- _Problem to work on_
Reproduce each line that includes the word "been".

- _Data for processing_
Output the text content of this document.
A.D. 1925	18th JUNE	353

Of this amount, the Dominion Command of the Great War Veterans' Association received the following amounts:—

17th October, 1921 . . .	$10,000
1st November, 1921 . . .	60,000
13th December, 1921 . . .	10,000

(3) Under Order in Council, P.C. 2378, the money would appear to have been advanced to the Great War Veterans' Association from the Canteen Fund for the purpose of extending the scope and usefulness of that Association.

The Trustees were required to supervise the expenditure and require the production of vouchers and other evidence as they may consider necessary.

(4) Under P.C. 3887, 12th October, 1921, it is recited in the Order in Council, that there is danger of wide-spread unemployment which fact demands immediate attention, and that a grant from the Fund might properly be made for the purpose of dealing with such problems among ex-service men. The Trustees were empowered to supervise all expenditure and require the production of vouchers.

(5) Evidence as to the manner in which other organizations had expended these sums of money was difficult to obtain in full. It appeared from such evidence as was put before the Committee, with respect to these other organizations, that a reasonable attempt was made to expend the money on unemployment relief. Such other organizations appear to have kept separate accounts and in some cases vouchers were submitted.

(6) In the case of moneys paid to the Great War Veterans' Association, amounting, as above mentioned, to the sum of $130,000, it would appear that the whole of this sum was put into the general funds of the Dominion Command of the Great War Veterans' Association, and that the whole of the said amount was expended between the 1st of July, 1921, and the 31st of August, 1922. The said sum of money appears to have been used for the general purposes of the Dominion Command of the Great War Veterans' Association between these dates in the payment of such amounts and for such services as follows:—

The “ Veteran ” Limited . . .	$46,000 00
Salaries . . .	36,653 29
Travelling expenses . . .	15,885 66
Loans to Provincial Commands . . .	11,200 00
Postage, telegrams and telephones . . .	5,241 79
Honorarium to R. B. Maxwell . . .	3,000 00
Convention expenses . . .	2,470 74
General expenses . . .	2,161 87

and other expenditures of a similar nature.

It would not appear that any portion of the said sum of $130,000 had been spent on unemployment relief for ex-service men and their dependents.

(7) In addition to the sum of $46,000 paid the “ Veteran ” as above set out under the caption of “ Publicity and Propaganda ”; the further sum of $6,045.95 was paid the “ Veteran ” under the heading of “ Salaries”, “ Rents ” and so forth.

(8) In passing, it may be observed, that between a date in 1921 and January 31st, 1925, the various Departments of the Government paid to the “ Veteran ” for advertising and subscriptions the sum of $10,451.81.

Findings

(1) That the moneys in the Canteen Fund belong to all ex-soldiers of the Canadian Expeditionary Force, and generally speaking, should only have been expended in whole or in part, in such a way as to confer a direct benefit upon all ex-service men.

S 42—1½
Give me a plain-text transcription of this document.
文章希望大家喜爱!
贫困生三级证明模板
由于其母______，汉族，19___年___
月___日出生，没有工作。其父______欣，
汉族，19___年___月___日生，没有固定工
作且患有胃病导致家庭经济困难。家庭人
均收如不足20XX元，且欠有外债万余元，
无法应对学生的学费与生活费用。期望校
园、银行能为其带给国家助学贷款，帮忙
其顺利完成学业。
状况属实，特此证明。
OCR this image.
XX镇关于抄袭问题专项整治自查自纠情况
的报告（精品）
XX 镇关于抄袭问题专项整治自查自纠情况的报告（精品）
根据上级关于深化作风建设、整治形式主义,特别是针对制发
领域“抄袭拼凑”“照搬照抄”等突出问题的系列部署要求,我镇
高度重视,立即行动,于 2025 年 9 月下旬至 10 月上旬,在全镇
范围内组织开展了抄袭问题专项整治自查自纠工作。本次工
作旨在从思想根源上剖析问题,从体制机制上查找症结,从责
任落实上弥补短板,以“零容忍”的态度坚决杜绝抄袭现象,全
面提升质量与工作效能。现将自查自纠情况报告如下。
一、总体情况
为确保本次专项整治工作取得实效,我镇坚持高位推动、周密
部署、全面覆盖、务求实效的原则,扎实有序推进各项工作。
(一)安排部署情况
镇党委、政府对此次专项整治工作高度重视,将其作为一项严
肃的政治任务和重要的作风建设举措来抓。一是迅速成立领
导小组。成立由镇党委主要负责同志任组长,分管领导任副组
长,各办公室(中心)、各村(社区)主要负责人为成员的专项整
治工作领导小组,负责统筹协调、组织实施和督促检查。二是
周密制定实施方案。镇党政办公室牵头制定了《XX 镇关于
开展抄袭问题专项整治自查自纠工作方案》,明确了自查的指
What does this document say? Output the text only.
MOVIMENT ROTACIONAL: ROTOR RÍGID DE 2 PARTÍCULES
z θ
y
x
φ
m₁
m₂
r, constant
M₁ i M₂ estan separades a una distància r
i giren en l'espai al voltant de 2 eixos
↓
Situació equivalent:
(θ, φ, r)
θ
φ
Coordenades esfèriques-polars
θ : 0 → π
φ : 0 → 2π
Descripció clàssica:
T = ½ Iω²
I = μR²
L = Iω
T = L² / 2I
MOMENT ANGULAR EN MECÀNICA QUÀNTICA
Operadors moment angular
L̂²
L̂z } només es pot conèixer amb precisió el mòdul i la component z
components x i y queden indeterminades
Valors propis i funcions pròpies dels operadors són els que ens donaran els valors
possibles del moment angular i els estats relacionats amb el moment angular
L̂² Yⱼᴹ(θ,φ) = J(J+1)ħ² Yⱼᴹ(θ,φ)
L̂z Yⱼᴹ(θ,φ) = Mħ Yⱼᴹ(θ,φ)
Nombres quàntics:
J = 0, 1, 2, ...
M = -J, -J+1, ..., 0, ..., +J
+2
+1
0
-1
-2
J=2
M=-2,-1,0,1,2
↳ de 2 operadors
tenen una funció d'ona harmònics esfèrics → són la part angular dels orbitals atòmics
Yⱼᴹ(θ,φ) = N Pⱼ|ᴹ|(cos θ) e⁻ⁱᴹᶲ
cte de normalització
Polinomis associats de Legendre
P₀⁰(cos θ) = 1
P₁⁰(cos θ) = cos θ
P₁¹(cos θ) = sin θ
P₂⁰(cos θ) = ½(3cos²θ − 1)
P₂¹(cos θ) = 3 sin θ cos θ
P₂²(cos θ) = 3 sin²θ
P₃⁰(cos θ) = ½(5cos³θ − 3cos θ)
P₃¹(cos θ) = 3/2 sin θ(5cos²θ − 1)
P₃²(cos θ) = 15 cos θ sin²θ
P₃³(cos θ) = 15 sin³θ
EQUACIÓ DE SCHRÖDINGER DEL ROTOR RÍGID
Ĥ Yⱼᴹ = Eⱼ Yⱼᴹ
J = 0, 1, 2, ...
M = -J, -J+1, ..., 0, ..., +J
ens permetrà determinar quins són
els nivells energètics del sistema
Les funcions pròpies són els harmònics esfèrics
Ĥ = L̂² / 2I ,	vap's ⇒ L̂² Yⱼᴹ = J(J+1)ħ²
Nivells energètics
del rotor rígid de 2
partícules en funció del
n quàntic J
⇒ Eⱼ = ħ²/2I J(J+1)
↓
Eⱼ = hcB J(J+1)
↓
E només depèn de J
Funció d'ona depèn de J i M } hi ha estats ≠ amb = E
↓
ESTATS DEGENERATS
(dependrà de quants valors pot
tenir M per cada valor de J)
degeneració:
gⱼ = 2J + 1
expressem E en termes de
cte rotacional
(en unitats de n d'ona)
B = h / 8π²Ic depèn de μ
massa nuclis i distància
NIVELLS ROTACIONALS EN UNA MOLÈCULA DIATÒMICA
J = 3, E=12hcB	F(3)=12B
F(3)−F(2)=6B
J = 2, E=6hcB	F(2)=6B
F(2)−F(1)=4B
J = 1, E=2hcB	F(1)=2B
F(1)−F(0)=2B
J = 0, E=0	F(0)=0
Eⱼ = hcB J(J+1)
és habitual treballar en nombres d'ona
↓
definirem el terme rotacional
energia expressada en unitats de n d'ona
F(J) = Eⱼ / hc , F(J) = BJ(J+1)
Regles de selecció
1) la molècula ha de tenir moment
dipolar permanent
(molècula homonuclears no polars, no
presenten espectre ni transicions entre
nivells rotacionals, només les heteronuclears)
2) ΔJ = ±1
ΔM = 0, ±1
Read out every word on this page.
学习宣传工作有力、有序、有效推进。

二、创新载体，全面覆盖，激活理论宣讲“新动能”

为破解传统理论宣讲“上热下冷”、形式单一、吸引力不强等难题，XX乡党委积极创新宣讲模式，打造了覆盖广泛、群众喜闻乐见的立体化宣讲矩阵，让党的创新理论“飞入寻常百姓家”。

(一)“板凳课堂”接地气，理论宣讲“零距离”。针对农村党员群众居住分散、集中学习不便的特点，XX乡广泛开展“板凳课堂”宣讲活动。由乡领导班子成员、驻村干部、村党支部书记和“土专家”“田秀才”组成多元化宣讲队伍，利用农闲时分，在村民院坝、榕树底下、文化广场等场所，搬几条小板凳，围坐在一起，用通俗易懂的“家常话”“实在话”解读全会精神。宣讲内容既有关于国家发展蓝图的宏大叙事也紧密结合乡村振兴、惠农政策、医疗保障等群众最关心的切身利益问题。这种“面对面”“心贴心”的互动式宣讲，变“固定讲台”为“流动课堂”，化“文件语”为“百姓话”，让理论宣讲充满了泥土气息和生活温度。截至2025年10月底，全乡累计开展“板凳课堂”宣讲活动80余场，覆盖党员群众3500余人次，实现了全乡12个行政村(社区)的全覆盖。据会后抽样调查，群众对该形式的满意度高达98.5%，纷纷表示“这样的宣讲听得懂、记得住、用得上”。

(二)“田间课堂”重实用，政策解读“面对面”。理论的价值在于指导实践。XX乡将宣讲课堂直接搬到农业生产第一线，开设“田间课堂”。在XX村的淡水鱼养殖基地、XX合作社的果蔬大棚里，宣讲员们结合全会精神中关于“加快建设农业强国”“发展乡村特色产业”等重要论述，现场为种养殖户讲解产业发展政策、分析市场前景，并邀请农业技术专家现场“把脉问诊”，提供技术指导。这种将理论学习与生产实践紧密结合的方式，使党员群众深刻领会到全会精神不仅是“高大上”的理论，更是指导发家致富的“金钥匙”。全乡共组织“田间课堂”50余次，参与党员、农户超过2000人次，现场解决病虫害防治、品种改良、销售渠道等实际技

- _Answer to the exercise_
(3) Under Order in Council, P.C. 2378, the money would appear to have been advanced to the Great War Veterans' Association from the Canteen Fund for the purpose of extending the scope and usefulness of that Association.
(6) In the case of moneys paid to the Great War Veterans' Association, amounting, as above mentioned, to the sum of $130,000, it would appear that the whole of this sum was put into the general funds of the Dominion Command of the Great War Veterans' Association, and that the whole of the said amount was expended between the 1st of July, 1921, and the 31st of August, 1922. The said sum of money appears to have been used for the general purposes of the Dominion Command of the Great War Veterans' Association between these dates in the payment of such amounts and for such services as follows:—
It would not appear that any portion of the said sum of $130,000 had been spent on unemployment relief for ex-service men and their dependents.
(1) That the moneys in the Canteen Fund belong to all ex-soldiers of the Canadian Expeditionary Force, and generally speaking, should only have been expended in whole or in part, in such a way as to confer a direct benefit upon all ex-service men.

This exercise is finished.